DATA FOR THE TASK:
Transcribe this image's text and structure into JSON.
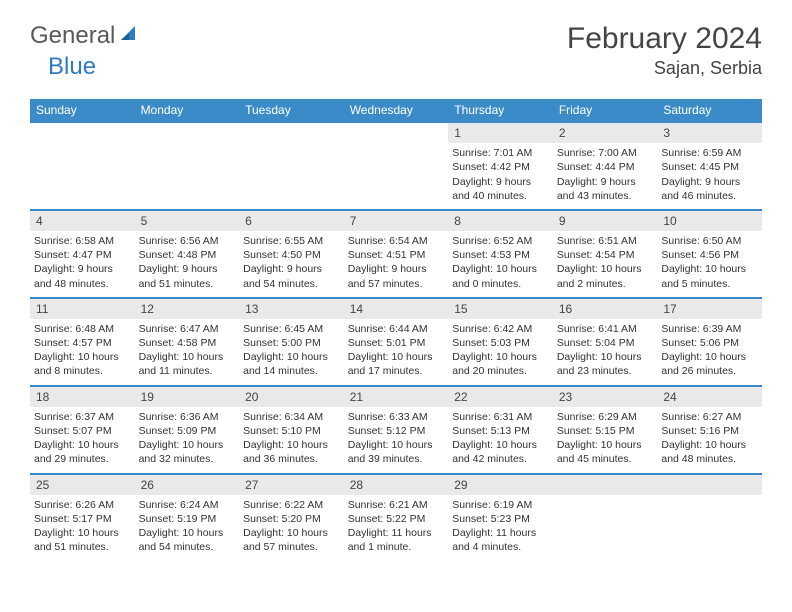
{
  "logo": {
    "general": "General",
    "blue": "Blue"
  },
  "title": "February 2024",
  "location": "Sajan, Serbia",
  "colors": {
    "headerBg": "#3b8bc9",
    "headerText": "#ffffff",
    "dayNumBg": "#e9e9e9",
    "ruleColor": "#3b8bc9",
    "bodyText": "#333333",
    "titleText": "#444444",
    "logoGray": "#595959",
    "logoBlue": "#2f7bbf"
  },
  "dayHeaders": [
    "Sunday",
    "Monday",
    "Tuesday",
    "Wednesday",
    "Thursday",
    "Friday",
    "Saturday"
  ],
  "weeks": [
    [
      null,
      null,
      null,
      null,
      {
        "n": "1",
        "sr": "7:01 AM",
        "ss": "4:42 PM",
        "dl": "9 hours and 40 minutes."
      },
      {
        "n": "2",
        "sr": "7:00 AM",
        "ss": "4:44 PM",
        "dl": "9 hours and 43 minutes."
      },
      {
        "n": "3",
        "sr": "6:59 AM",
        "ss": "4:45 PM",
        "dl": "9 hours and 46 minutes."
      }
    ],
    [
      {
        "n": "4",
        "sr": "6:58 AM",
        "ss": "4:47 PM",
        "dl": "9 hours and 48 minutes."
      },
      {
        "n": "5",
        "sr": "6:56 AM",
        "ss": "4:48 PM",
        "dl": "9 hours and 51 minutes."
      },
      {
        "n": "6",
        "sr": "6:55 AM",
        "ss": "4:50 PM",
        "dl": "9 hours and 54 minutes."
      },
      {
        "n": "7",
        "sr": "6:54 AM",
        "ss": "4:51 PM",
        "dl": "9 hours and 57 minutes."
      },
      {
        "n": "8",
        "sr": "6:52 AM",
        "ss": "4:53 PM",
        "dl": "10 hours and 0 minutes."
      },
      {
        "n": "9",
        "sr": "6:51 AM",
        "ss": "4:54 PM",
        "dl": "10 hours and 2 minutes."
      },
      {
        "n": "10",
        "sr": "6:50 AM",
        "ss": "4:56 PM",
        "dl": "10 hours and 5 minutes."
      }
    ],
    [
      {
        "n": "11",
        "sr": "6:48 AM",
        "ss": "4:57 PM",
        "dl": "10 hours and 8 minutes."
      },
      {
        "n": "12",
        "sr": "6:47 AM",
        "ss": "4:58 PM",
        "dl": "10 hours and 11 minutes."
      },
      {
        "n": "13",
        "sr": "6:45 AM",
        "ss": "5:00 PM",
        "dl": "10 hours and 14 minutes."
      },
      {
        "n": "14",
        "sr": "6:44 AM",
        "ss": "5:01 PM",
        "dl": "10 hours and 17 minutes."
      },
      {
        "n": "15",
        "sr": "6:42 AM",
        "ss": "5:03 PM",
        "dl": "10 hours and 20 minutes."
      },
      {
        "n": "16",
        "sr": "6:41 AM",
        "ss": "5:04 PM",
        "dl": "10 hours and 23 minutes."
      },
      {
        "n": "17",
        "sr": "6:39 AM",
        "ss": "5:06 PM",
        "dl": "10 hours and 26 minutes."
      }
    ],
    [
      {
        "n": "18",
        "sr": "6:37 AM",
        "ss": "5:07 PM",
        "dl": "10 hours and 29 minutes."
      },
      {
        "n": "19",
        "sr": "6:36 AM",
        "ss": "5:09 PM",
        "dl": "10 hours and 32 minutes."
      },
      {
        "n": "20",
        "sr": "6:34 AM",
        "ss": "5:10 PM",
        "dl": "10 hours and 36 minutes."
      },
      {
        "n": "21",
        "sr": "6:33 AM",
        "ss": "5:12 PM",
        "dl": "10 hours and 39 minutes."
      },
      {
        "n": "22",
        "sr": "6:31 AM",
        "ss": "5:13 PM",
        "dl": "10 hours and 42 minutes."
      },
      {
        "n": "23",
        "sr": "6:29 AM",
        "ss": "5:15 PM",
        "dl": "10 hours and 45 minutes."
      },
      {
        "n": "24",
        "sr": "6:27 AM",
        "ss": "5:16 PM",
        "dl": "10 hours and 48 minutes."
      }
    ],
    [
      {
        "n": "25",
        "sr": "6:26 AM",
        "ss": "5:17 PM",
        "dl": "10 hours and 51 minutes."
      },
      {
        "n": "26",
        "sr": "6:24 AM",
        "ss": "5:19 PM",
        "dl": "10 hours and 54 minutes."
      },
      {
        "n": "27",
        "sr": "6:22 AM",
        "ss": "5:20 PM",
        "dl": "10 hours and 57 minutes."
      },
      {
        "n": "28",
        "sr": "6:21 AM",
        "ss": "5:22 PM",
        "dl": "11 hours and 1 minute."
      },
      {
        "n": "29",
        "sr": "6:19 AM",
        "ss": "5:23 PM",
        "dl": "11 hours and 4 minutes."
      },
      null,
      null
    ]
  ],
  "labels": {
    "sunrise": "Sunrise:",
    "sunset": "Sunset:",
    "daylight": "Daylight:"
  }
}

WHAT IS NEEDED: Write the records out again in full, exactly, and skip every picture.

TASK OUTPUT:
Transcribe this image's text and structure into JSON.
{
  "logo": {
    "general": "General",
    "blue": "Blue"
  },
  "title": "February 2024",
  "location": "Sajan, Serbia",
  "colors": {
    "headerBg": "#3b8bc9",
    "headerText": "#ffffff",
    "dayNumBg": "#e9e9e9",
    "ruleColor": "#3b8bc9",
    "bodyText": "#333333",
    "titleText": "#444444",
    "logoGray": "#595959",
    "logoBlue": "#2f7bbf"
  },
  "dayHeaders": [
    "Sunday",
    "Monday",
    "Tuesday",
    "Wednesday",
    "Thursday",
    "Friday",
    "Saturday"
  ],
  "weeks": [
    [
      null,
      null,
      null,
      null,
      {
        "n": "1",
        "sr": "7:01 AM",
        "ss": "4:42 PM",
        "dl": "9 hours and 40 minutes."
      },
      {
        "n": "2",
        "sr": "7:00 AM",
        "ss": "4:44 PM",
        "dl": "9 hours and 43 minutes."
      },
      {
        "n": "3",
        "sr": "6:59 AM",
        "ss": "4:45 PM",
        "dl": "9 hours and 46 minutes."
      }
    ],
    [
      {
        "n": "4",
        "sr": "6:58 AM",
        "ss": "4:47 PM",
        "dl": "9 hours and 48 minutes."
      },
      {
        "n": "5",
        "sr": "6:56 AM",
        "ss": "4:48 PM",
        "dl": "9 hours and 51 minutes."
      },
      {
        "n": "6",
        "sr": "6:55 AM",
        "ss": "4:50 PM",
        "dl": "9 hours and 54 minutes."
      },
      {
        "n": "7",
        "sr": "6:54 AM",
        "ss": "4:51 PM",
        "dl": "9 hours and 57 minutes."
      },
      {
        "n": "8",
        "sr": "6:52 AM",
        "ss": "4:53 PM",
        "dl": "10 hours and 0 minutes."
      },
      {
        "n": "9",
        "sr": "6:51 AM",
        "ss": "4:54 PM",
        "dl": "10 hours and 2 minutes."
      },
      {
        "n": "10",
        "sr": "6:50 AM",
        "ss": "4:56 PM",
        "dl": "10 hours and 5 minutes."
      }
    ],
    [
      {
        "n": "11",
        "sr": "6:48 AM",
        "ss": "4:57 PM",
        "dl": "10 hours and 8 minutes."
      },
      {
        "n": "12",
        "sr": "6:47 AM",
        "ss": "4:58 PM",
        "dl": "10 hours and 11 minutes."
      },
      {
        "n": "13",
        "sr": "6:45 AM",
        "ss": "5:00 PM",
        "dl": "10 hours and 14 minutes."
      },
      {
        "n": "14",
        "sr": "6:44 AM",
        "ss": "5:01 PM",
        "dl": "10 hours and 17 minutes."
      },
      {
        "n": "15",
        "sr": "6:42 AM",
        "ss": "5:03 PM",
        "dl": "10 hours and 20 minutes."
      },
      {
        "n": "16",
        "sr": "6:41 AM",
        "ss": "5:04 PM",
        "dl": "10 hours and 23 minutes."
      },
      {
        "n": "17",
        "sr": "6:39 AM",
        "ss": "5:06 PM",
        "dl": "10 hours and 26 minutes."
      }
    ],
    [
      {
        "n": "18",
        "sr": "6:37 AM",
        "ss": "5:07 PM",
        "dl": "10 hours and 29 minutes."
      },
      {
        "n": "19",
        "sr": "6:36 AM",
        "ss": "5:09 PM",
        "dl": "10 hours and 32 minutes."
      },
      {
        "n": "20",
        "sr": "6:34 AM",
        "ss": "5:10 PM",
        "dl": "10 hours and 36 minutes."
      },
      {
        "n": "21",
        "sr": "6:33 AM",
        "ss": "5:12 PM",
        "dl": "10 hours and 39 minutes."
      },
      {
        "n": "22",
        "sr": "6:31 AM",
        "ss": "5:13 PM",
        "dl": "10 hours and 42 minutes."
      },
      {
        "n": "23",
        "sr": "6:29 AM",
        "ss": "5:15 PM",
        "dl": "10 hours and 45 minutes."
      },
      {
        "n": "24",
        "sr": "6:27 AM",
        "ss": "5:16 PM",
        "dl": "10 hours and 48 minutes."
      }
    ],
    [
      {
        "n": "25",
        "sr": "6:26 AM",
        "ss": "5:17 PM",
        "dl": "10 hours and 51 minutes."
      },
      {
        "n": "26",
        "sr": "6:24 AM",
        "ss": "5:19 PM",
        "dl": "10 hours and 54 minutes."
      },
      {
        "n": "27",
        "sr": "6:22 AM",
        "ss": "5:20 PM",
        "dl": "10 hours and 57 minutes."
      },
      {
        "n": "28",
        "sr": "6:21 AM",
        "ss": "5:22 PM",
        "dl": "11 hours and 1 minute."
      },
      {
        "n": "29",
        "sr": "6:19 AM",
        "ss": "5:23 PM",
        "dl": "11 hours and 4 minutes."
      },
      null,
      null
    ]
  ],
  "labels": {
    "sunrise": "Sunrise:",
    "sunset": "Sunset:",
    "daylight": "Daylight:"
  }
}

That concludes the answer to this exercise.